+++ ENTRIES SUPPLIED +++

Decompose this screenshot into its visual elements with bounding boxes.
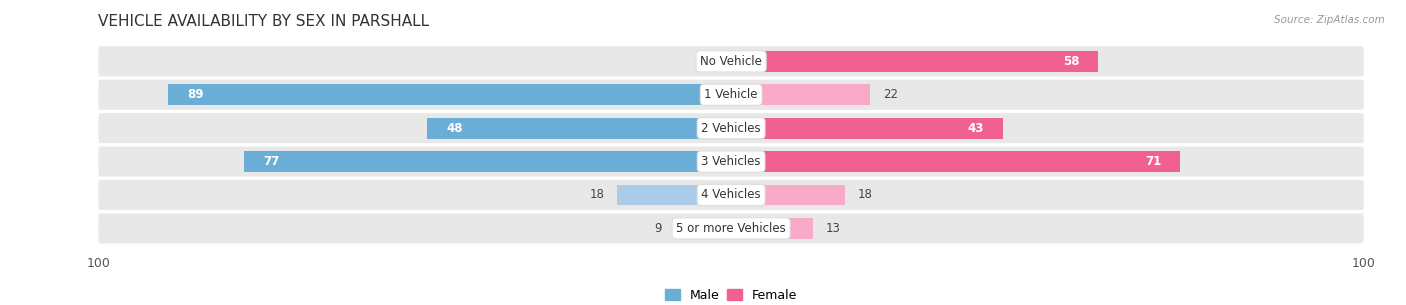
Bar (731, 118, 1002, 138)
Bar (731, 51, 1098, 72)
FancyBboxPatch shape (98, 146, 1364, 177)
Text: 1: 1 (704, 55, 711, 68)
Text: 5 or more Vehicles: 5 or more Vehicles (676, 222, 786, 235)
Bar (725, 51, 731, 72)
Bar (731, 218, 813, 239)
FancyBboxPatch shape (98, 214, 1364, 243)
Text: 2 Vehicles: 2 Vehicles (702, 122, 761, 135)
FancyBboxPatch shape (98, 180, 1364, 210)
Bar (167, 84, 731, 105)
FancyBboxPatch shape (98, 80, 1364, 110)
Text: 3 Vehicles: 3 Vehicles (702, 155, 761, 168)
Bar (731, 151, 1180, 172)
Text: 71: 71 (1144, 155, 1161, 168)
Bar (245, 151, 731, 172)
Text: 22: 22 (883, 88, 898, 101)
Bar (731, 84, 870, 105)
Bar (731, 185, 845, 205)
Bar (427, 118, 731, 138)
Text: 43: 43 (967, 122, 984, 135)
Text: 89: 89 (187, 88, 204, 101)
Bar (675, 218, 731, 239)
Bar (617, 185, 731, 205)
Text: 77: 77 (263, 155, 280, 168)
Text: 1 Vehicle: 1 Vehicle (704, 88, 758, 101)
Text: 9: 9 (654, 222, 661, 235)
Text: No Vehicle: No Vehicle (700, 55, 762, 68)
Text: 13: 13 (825, 222, 841, 235)
Text: 18: 18 (589, 188, 605, 202)
Text: VEHICLE AVAILABILITY BY SEX IN PARSHALL: VEHICLE AVAILABILITY BY SEX IN PARSHALL (98, 14, 430, 29)
Text: 18: 18 (858, 188, 873, 202)
Legend: Male, Female: Male, Female (659, 284, 803, 305)
Text: 48: 48 (446, 122, 463, 135)
Text: 4 Vehicles: 4 Vehicles (702, 188, 761, 202)
FancyBboxPatch shape (98, 113, 1364, 143)
FancyBboxPatch shape (98, 46, 1364, 76)
Text: Source: ZipAtlas.com: Source: ZipAtlas.com (1274, 15, 1385, 25)
Text: 58: 58 (1063, 55, 1078, 68)
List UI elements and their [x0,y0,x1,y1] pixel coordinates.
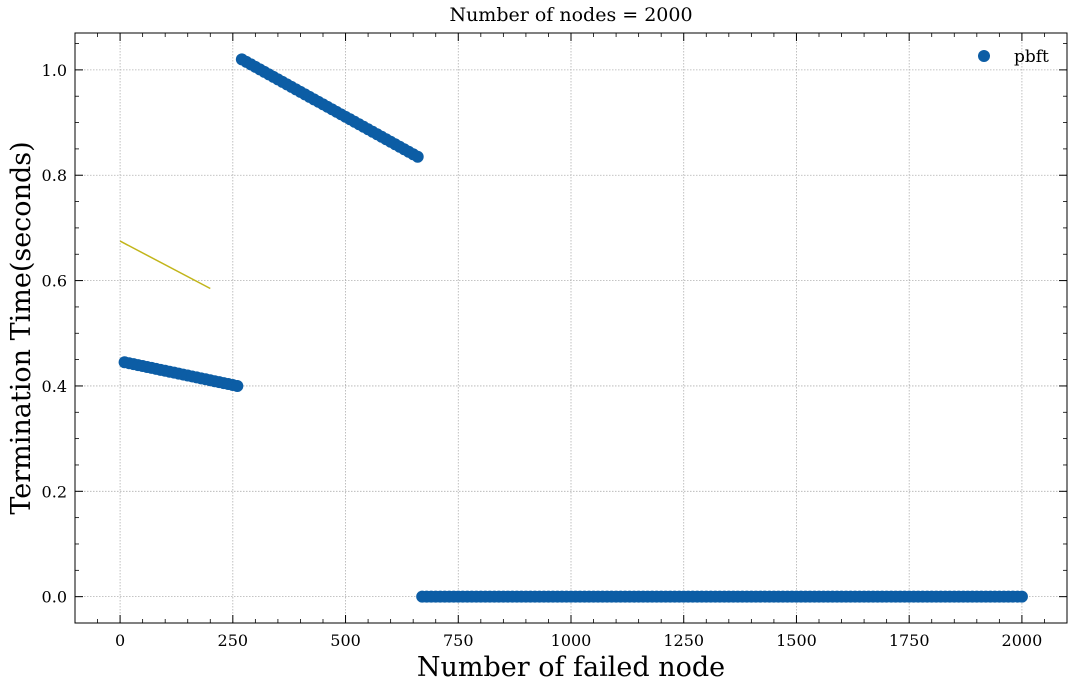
chart-title: Number of nodes = 2000 [449,4,692,26]
x-axis-label: Number of failed node [417,652,725,683]
pbft-point [231,379,244,392]
pbft-point [411,150,424,163]
y-tick-label: 0.8 [42,166,67,185]
grid [75,33,1067,623]
x-tick-label: 750 [443,631,474,650]
x-tick-label: 500 [330,631,361,650]
legend: pbft [978,47,1049,67]
x-tick-label: 1000 [551,631,592,650]
pbft-points [118,53,1028,603]
pbft-point [1015,590,1028,603]
x-tick-label: 0 [115,631,125,650]
x-tick-label: 1750 [889,631,930,650]
y-tick-label: 0.0 [42,588,67,607]
y-axis-label: Termination Time(seconds) [6,141,37,514]
legend-marker-pbft [978,50,990,62]
y-tick-label: 0.4 [42,377,67,396]
y-tick-label: 1.0 [42,61,67,80]
y-tick-label: 0.2 [42,482,67,501]
x-tick-label: 1250 [663,631,704,650]
y-tick-label: 0.6 [42,272,67,291]
legend-label-pbft: pbft [1014,47,1049,67]
x-tick-label: 2000 [1002,631,1043,650]
axis-ticks: 0 250 500 750 1000 1250 1500 1750 2000 0.0 0.2 0.4 0… [42,33,1067,650]
x-tick-label: 250 [218,631,249,650]
trend-line-layer [119,240,211,290]
trend-line [119,240,211,290]
x-tick-label: 1500 [776,631,817,650]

+++

• PROBLEM REQUIREMENTS
Reproduce every line above verbatim, omitting the pictures.

• FULL ANSWER
Decompose this screenshot into its visual elements with bounding boxes.
Bar (731, 118, 1002, 138)
Bar (731, 51, 1098, 72)
FancyBboxPatch shape (98, 146, 1364, 177)
Text: 1: 1 (704, 55, 711, 68)
Text: 5 or more Vehicles: 5 or more Vehicles (676, 222, 786, 235)
Bar (725, 51, 731, 72)
Bar (731, 218, 813, 239)
FancyBboxPatch shape (98, 214, 1364, 243)
Text: 2 Vehicles: 2 Vehicles (702, 122, 761, 135)
FancyBboxPatch shape (98, 180, 1364, 210)
Bar (167, 84, 731, 105)
FancyBboxPatch shape (98, 80, 1364, 110)
Text: 3 Vehicles: 3 Vehicles (702, 155, 761, 168)
Bar (731, 151, 1180, 172)
Text: 71: 71 (1144, 155, 1161, 168)
Bar (245, 151, 731, 172)
Text: 22: 22 (883, 88, 898, 101)
Bar (731, 84, 870, 105)
Bar (731, 185, 845, 205)
Bar (427, 118, 731, 138)
Text: 43: 43 (967, 122, 984, 135)
Text: 89: 89 (187, 88, 204, 101)
Bar (675, 218, 731, 239)
Bar (617, 185, 731, 205)
Text: 77: 77 (263, 155, 280, 168)
Text: 1 Vehicle: 1 Vehicle (704, 88, 758, 101)
Text: 9: 9 (654, 222, 661, 235)
Text: No Vehicle: No Vehicle (700, 55, 762, 68)
Text: 13: 13 (825, 222, 841, 235)
Text: 18: 18 (589, 188, 605, 202)
Text: VEHICLE AVAILABILITY BY SEX IN PARSHALL: VEHICLE AVAILABILITY BY SEX IN PARSHALL (98, 14, 430, 29)
Text: 18: 18 (858, 188, 873, 202)
Legend: Male, Female: Male, Female (659, 284, 803, 305)
Text: 48: 48 (446, 122, 463, 135)
Text: 4 Vehicles: 4 Vehicles (702, 188, 761, 202)
FancyBboxPatch shape (98, 113, 1364, 143)
FancyBboxPatch shape (98, 46, 1364, 76)
Text: Source: ZipAtlas.com: Source: ZipAtlas.com (1274, 15, 1385, 25)
Text: 58: 58 (1063, 55, 1078, 68)
List UI elements and their [x0,y0,x1,y1] pixel coordinates.
chart-title: Number of nodes = 2000 [449,4,692,26]
x-axis-label: Number of failed node [417,652,725,683]
pbft-point [231,379,244,392]
pbft-point [411,150,424,163]
y-tick-label: 0.8 [42,166,67,185]
grid [75,33,1067,623]
x-tick-label: 750 [443,631,474,650]
x-tick-label: 500 [330,631,361,650]
legend: pbft [978,47,1049,67]
x-tick-label: 1000 [551,631,592,650]
pbft-points [118,53,1028,603]
pbft-point [1015,590,1028,603]
x-tick-label: 0 [115,631,125,650]
x-tick-label: 1750 [889,631,930,650]
y-tick-label: 0.0 [42,588,67,607]
y-axis-label: Termination Time(seconds) [6,141,37,514]
legend-marker-pbft [978,50,990,62]
y-tick-label: 0.4 [42,377,67,396]
y-tick-label: 1.0 [42,61,67,80]
y-tick-label: 0.2 [42,482,67,501]
x-tick-label: 1250 [663,631,704,650]
y-tick-label: 0.6 [42,272,67,291]
legend-label-pbft: pbft [1014,47,1049,67]
x-tick-label: 2000 [1002,631,1043,650]
axis-ticks: 0 250 500 750 1000 1250 1500 1750 2000 0.0 0.2 0.4 0… [42,33,1067,650]
x-tick-label: 250 [218,631,249,650]
trend-line-layer [119,240,211,290]
trend-line [119,240,211,290]
x-tick-label: 1500 [776,631,817,650]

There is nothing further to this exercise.